DATA LISTING
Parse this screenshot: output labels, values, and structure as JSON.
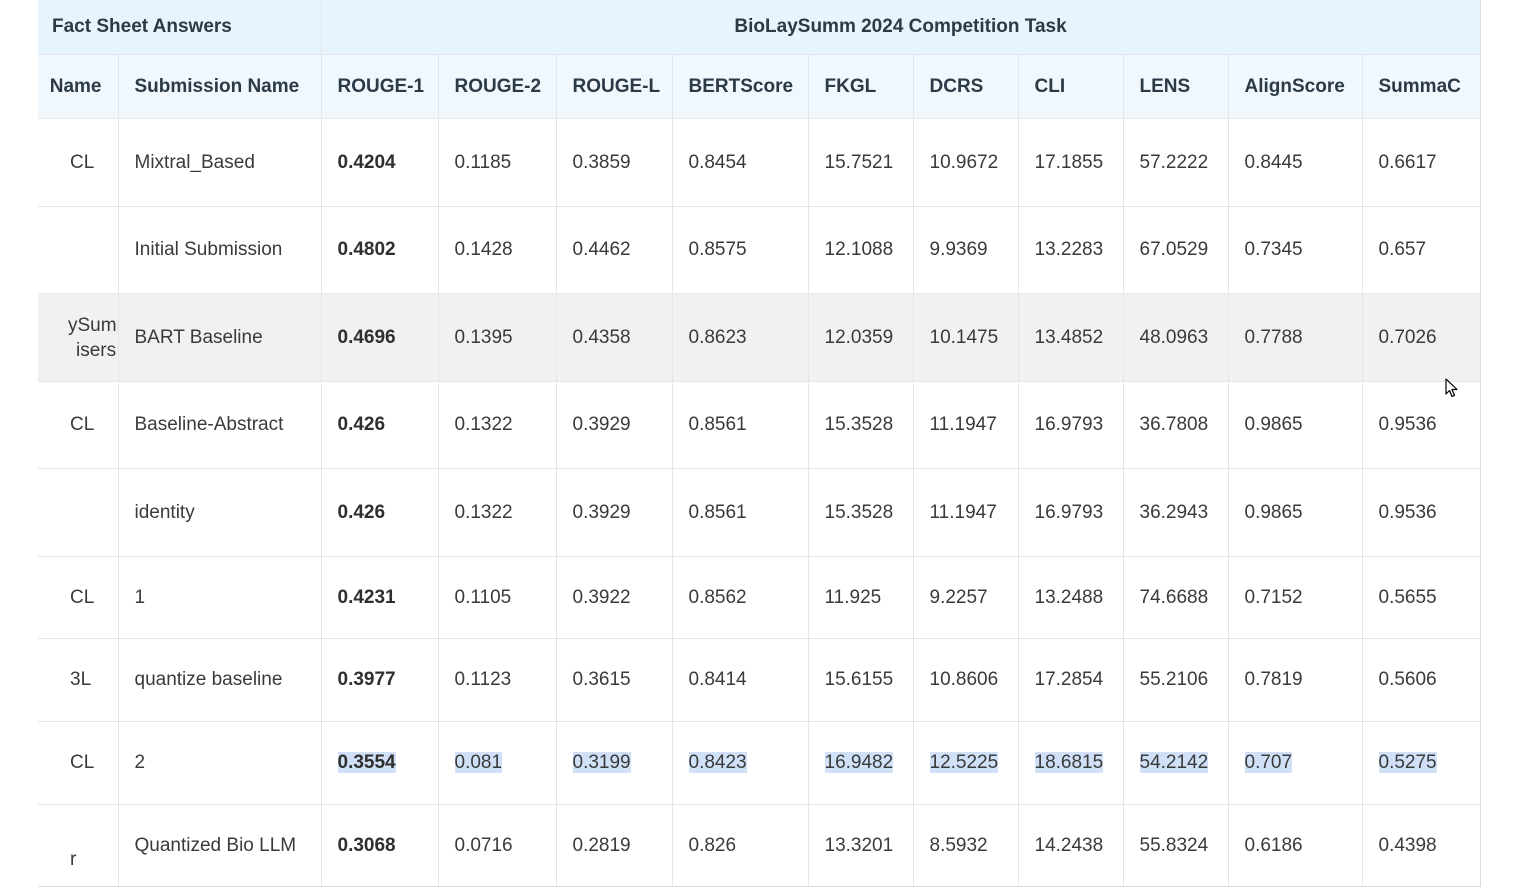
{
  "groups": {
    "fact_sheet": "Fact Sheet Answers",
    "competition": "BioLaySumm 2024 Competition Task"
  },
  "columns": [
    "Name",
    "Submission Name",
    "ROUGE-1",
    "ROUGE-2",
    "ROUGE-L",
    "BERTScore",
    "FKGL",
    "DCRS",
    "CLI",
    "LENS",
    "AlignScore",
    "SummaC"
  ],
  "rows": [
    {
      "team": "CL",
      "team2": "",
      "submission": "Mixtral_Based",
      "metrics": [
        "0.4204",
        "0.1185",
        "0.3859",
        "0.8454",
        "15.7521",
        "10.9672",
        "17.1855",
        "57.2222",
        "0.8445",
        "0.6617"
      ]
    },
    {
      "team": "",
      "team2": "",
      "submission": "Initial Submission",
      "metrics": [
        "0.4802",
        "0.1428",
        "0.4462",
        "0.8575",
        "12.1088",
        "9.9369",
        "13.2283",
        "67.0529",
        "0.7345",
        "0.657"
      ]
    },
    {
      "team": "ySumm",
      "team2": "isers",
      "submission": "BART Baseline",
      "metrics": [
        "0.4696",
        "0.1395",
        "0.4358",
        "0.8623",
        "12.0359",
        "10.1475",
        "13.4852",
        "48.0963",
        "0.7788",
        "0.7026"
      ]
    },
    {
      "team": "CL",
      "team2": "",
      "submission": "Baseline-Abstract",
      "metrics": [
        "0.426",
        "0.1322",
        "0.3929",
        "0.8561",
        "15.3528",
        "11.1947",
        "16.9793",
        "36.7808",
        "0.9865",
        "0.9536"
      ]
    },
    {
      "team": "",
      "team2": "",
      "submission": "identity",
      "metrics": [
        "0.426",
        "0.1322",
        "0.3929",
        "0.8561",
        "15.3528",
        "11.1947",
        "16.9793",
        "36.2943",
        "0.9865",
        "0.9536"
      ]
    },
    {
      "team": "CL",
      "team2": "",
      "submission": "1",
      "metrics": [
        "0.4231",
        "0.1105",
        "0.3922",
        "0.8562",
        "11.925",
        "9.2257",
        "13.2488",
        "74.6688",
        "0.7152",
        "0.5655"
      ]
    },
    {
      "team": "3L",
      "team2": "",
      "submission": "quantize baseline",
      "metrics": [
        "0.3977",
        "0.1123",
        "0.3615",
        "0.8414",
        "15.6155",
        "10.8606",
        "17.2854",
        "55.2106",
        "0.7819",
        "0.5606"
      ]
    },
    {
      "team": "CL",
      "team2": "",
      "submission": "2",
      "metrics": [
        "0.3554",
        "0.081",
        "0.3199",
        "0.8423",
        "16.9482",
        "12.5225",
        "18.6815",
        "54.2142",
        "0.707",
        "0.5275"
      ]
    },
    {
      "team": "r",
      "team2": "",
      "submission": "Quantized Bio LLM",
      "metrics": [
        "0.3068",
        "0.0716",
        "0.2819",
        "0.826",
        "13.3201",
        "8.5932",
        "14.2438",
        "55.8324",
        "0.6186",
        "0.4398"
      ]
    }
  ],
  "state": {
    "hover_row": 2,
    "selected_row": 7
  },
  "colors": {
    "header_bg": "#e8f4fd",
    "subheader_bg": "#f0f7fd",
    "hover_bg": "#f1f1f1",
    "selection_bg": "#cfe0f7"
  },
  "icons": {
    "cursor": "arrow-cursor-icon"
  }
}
==
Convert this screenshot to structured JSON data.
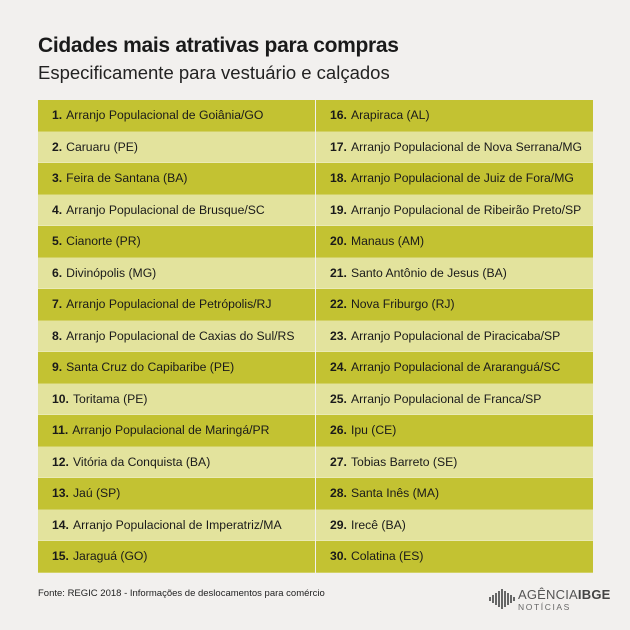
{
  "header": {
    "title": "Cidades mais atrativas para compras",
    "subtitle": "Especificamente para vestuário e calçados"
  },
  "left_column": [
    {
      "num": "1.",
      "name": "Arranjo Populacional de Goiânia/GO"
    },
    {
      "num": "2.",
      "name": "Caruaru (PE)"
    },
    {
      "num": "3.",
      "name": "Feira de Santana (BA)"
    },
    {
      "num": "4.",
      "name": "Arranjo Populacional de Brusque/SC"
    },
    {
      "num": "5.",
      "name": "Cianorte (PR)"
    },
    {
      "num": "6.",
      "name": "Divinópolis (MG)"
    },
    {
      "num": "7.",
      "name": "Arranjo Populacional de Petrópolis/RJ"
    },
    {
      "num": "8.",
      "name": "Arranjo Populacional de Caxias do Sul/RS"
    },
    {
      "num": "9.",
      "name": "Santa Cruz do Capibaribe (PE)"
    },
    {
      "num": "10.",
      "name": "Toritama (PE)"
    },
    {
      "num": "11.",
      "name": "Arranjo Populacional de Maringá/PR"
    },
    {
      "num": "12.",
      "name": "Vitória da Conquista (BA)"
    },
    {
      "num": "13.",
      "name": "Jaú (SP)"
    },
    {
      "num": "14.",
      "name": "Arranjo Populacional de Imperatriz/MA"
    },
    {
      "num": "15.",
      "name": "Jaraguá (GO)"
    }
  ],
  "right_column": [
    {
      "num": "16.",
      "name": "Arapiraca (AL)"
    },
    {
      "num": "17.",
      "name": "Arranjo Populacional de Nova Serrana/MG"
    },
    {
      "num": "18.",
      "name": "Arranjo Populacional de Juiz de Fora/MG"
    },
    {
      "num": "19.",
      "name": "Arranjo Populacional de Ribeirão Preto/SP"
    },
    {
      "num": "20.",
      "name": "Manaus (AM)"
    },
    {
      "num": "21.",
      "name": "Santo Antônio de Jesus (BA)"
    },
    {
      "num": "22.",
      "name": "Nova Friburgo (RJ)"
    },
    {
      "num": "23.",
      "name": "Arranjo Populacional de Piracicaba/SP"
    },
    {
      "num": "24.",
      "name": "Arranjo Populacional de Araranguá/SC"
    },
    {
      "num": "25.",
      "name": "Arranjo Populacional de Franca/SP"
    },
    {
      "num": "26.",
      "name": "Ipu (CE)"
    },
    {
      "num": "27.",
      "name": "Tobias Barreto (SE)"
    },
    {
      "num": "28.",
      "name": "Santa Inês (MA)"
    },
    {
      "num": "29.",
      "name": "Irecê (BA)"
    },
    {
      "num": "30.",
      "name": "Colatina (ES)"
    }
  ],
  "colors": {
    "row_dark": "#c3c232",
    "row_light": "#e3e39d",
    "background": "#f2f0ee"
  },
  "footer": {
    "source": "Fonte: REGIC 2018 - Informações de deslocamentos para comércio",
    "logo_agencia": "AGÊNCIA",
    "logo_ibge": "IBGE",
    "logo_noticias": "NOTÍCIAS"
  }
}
==
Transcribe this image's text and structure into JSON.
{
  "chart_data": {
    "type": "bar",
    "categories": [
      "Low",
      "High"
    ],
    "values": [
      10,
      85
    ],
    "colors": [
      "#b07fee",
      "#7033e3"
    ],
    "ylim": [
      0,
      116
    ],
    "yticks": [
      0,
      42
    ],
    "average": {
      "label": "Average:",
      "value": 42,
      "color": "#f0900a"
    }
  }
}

JOB
Out of the material above, select every line that holds the string "Nova".

WORKED SOLUTION
      "name": "Arranjo Populacional de Nova Serrana/MG"
      "name": "Nova Friburgo (RJ)"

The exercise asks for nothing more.